TASK: The records that follow should be retyped word for word.

-------- MATERIAL FOR THIS TASK

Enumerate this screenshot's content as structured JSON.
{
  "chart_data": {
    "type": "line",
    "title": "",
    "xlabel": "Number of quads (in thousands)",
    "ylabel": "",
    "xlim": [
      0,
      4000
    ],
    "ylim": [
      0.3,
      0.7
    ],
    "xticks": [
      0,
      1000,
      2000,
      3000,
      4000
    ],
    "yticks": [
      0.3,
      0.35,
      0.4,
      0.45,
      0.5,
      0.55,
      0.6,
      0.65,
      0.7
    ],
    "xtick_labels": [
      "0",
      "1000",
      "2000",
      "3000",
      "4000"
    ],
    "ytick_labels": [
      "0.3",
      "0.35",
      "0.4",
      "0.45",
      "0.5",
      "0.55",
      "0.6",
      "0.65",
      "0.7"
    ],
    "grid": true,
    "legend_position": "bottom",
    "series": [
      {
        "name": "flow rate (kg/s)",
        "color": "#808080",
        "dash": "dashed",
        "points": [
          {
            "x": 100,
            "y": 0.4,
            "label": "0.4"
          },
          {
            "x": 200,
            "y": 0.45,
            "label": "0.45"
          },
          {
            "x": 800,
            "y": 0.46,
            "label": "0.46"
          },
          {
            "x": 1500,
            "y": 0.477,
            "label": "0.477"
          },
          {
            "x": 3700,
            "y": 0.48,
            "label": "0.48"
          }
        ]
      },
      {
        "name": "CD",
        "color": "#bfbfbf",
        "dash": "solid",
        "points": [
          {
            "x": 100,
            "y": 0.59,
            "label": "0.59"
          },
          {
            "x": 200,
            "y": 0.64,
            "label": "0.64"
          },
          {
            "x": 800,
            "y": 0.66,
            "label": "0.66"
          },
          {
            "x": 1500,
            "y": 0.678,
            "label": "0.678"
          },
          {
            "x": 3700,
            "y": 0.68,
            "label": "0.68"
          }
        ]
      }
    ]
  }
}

----------------

SOLVED EXERCISE:
Enumerate this screenshot's content as structured JSON.
{
  "chart_data": {
    "type": "line",
    "title": "",
    "xlabel": "Number of quads (in thousands)",
    "ylabel": "",
    "xlim": [
      0,
      4000
    ],
    "ylim": [
      0.3,
      0.7
    ],
    "xticks": [
      0,
      1000,
      2000,
      3000,
      4000
    ],
    "yticks": [
      0.3,
      0.35,
      0.4,
      0.45,
      0.5,
      0.55,
      0.6,
      0.65,
      0.7
    ],
    "xtick_labels": [
      "0",
      "1000",
      "2000",
      "3000",
      "4000"
    ],
    "ytick_labels": [
      "0.3",
      "0.35",
      "0.4",
      "0.45",
      "0.5",
      "0.55",
      "0.6",
      "0.65",
      "0.7"
    ],
    "grid": true,
    "legend_position": "bottom",
    "series": [
      {
        "name": "flow rate (kg/s)",
        "color": "#808080",
        "dash": "dashed",
        "points": [
          {
            "x": 100,
            "y": 0.4,
            "label": "0.4"
          },
          {
            "x": 200,
            "y": 0.45,
            "label": "0.45"
          },
          {
            "x": 800,
            "y": 0.46,
            "label": "0.46"
          },
          {
            "x": 1500,
            "y": 0.477,
            "label": "0.477"
          },
          {
            "x": 3700,
            "y": 0.48,
            "label": "0.48"
          }
        ]
      },
      {
        "name": "CD",
        "color": "#bfbfbf",
        "dash": "solid",
        "points": [
          {
            "x": 100,
            "y": 0.59,
            "label": "0.59"
          },
          {
            "x": 200,
            "y": 0.64,
            "label": "0.64"
          },
          {
            "x": 800,
            "y": 0.66,
            "label": "0.66"
          },
          {
            "x": 1500,
            "y": 0.678,
            "label": "0.678"
          },
          {
            "x": 3700,
            "y": 0.68,
            "label": "0.68"
          }
        ]
      }
    ]
  }
}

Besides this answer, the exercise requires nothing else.